§ Aim
Pick every line with "influences" from the material below.

§ Source data
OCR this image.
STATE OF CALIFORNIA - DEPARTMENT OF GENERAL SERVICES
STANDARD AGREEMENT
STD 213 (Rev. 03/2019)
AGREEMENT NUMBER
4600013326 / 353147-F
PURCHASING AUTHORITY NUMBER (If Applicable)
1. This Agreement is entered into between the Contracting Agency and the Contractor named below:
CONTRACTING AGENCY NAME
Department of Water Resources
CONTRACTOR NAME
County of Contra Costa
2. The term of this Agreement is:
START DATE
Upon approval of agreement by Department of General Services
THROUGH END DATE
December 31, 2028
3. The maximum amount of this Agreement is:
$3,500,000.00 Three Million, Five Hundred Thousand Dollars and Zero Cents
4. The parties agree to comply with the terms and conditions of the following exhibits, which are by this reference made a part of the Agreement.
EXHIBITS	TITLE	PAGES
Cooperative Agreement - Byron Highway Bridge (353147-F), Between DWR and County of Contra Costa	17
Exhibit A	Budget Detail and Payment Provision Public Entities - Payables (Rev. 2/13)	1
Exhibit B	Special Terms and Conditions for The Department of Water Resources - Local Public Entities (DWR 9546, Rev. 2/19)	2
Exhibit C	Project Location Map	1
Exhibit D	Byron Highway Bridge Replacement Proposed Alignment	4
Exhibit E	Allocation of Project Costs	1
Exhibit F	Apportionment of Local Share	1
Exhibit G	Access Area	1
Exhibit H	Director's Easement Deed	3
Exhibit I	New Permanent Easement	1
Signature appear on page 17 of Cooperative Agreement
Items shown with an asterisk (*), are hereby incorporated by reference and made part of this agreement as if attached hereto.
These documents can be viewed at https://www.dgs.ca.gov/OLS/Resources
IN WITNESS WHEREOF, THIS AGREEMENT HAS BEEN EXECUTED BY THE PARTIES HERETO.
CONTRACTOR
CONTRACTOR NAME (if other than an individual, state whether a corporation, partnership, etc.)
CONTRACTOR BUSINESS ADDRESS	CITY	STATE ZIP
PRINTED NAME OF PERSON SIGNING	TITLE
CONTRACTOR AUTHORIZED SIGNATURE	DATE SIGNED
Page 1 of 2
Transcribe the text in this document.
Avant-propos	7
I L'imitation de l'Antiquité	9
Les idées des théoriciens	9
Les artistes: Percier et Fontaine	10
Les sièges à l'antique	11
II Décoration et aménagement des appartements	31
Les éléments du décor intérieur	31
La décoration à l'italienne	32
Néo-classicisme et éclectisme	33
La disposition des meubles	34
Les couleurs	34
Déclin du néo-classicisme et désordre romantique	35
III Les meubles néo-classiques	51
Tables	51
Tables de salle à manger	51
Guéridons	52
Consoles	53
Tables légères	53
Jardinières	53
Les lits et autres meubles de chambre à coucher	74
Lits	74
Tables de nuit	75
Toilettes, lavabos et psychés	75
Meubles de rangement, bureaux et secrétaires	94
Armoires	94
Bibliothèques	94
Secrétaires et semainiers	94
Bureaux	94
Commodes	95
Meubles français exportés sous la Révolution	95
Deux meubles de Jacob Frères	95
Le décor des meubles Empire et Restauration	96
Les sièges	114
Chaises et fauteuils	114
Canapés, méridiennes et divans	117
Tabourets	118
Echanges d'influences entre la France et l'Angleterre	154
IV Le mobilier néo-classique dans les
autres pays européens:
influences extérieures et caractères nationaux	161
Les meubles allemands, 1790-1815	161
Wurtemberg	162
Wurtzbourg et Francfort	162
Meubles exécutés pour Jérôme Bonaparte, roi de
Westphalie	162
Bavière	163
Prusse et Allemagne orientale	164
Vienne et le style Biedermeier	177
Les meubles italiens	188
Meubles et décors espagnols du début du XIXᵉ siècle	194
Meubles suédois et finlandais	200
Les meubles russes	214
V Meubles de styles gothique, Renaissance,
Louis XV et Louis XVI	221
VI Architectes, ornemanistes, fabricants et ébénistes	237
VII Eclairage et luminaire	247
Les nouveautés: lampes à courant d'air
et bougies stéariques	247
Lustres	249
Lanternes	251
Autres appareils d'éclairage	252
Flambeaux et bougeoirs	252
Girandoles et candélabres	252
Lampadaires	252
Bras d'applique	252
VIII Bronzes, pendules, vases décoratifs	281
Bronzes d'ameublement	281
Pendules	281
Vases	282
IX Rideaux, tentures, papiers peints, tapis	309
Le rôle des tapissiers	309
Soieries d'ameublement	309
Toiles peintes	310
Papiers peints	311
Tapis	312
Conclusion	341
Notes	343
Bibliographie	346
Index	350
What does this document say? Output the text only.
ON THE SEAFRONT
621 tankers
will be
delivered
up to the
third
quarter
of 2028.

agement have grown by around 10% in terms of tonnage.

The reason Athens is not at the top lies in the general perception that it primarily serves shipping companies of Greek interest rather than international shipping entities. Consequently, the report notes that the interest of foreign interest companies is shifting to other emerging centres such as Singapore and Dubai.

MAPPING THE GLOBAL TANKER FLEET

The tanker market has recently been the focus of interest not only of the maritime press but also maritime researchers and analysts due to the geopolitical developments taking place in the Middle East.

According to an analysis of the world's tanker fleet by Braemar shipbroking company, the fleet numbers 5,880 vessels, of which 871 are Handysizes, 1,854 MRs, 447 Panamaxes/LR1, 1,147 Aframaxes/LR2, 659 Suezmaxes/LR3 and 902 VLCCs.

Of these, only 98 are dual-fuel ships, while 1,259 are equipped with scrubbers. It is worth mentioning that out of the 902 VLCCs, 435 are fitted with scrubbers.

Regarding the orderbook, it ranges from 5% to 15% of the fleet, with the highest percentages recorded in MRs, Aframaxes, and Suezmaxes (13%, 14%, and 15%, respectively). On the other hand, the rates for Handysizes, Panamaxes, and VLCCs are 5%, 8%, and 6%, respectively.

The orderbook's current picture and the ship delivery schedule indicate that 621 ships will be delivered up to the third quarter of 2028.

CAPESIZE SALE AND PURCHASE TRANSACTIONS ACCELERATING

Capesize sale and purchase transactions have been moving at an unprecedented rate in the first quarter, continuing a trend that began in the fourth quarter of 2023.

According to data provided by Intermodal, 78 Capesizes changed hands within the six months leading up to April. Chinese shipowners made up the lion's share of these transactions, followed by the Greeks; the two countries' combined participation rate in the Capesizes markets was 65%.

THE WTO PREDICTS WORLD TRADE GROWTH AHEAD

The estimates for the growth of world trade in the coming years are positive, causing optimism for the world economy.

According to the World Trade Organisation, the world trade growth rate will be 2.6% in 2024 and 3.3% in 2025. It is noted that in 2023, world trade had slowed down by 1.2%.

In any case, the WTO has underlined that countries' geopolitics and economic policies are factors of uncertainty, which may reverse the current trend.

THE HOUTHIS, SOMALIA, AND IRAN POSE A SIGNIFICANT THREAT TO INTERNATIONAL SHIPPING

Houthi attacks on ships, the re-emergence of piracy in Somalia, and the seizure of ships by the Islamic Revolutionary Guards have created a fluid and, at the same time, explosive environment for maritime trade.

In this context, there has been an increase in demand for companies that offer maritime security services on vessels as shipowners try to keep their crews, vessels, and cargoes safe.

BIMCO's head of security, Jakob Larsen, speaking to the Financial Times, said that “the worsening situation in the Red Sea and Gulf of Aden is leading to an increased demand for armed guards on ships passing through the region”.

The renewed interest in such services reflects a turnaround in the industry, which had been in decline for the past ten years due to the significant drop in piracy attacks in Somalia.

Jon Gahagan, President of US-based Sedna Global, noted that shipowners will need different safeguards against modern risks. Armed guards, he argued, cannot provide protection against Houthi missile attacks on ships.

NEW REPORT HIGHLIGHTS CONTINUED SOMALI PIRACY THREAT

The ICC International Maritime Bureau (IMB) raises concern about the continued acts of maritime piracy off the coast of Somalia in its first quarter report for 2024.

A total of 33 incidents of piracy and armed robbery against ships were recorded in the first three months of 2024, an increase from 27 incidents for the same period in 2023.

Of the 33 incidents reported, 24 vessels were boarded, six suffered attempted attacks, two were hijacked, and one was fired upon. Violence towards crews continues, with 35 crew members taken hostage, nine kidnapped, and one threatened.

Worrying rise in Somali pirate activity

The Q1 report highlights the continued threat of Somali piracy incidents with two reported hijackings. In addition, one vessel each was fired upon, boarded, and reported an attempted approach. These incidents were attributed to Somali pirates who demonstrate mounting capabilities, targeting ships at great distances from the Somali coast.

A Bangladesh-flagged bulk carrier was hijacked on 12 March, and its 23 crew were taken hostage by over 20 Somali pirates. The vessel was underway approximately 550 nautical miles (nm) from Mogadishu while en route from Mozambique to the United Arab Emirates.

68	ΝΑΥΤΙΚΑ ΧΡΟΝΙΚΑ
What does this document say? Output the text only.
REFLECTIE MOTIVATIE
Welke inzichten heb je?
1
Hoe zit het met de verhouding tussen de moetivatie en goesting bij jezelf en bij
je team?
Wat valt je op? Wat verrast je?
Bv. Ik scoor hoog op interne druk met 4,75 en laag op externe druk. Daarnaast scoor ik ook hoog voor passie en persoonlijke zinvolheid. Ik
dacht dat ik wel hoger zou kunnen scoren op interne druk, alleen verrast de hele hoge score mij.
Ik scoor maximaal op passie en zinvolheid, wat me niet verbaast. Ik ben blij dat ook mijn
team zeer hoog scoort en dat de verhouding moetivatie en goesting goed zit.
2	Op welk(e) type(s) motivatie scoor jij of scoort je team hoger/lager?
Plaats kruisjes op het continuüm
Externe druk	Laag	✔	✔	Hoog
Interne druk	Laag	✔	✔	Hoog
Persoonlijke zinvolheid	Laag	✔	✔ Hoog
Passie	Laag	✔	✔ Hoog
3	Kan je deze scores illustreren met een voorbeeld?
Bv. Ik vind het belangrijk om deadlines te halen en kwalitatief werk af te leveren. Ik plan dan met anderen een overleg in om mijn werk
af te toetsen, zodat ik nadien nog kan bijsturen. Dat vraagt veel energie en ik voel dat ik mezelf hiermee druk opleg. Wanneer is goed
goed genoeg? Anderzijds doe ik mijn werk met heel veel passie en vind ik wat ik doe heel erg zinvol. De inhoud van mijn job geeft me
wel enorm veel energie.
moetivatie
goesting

§ Result for this task
Echanges d'influences entre la France et l'Angleterre	154
influences extérieures et caractères nationaux	161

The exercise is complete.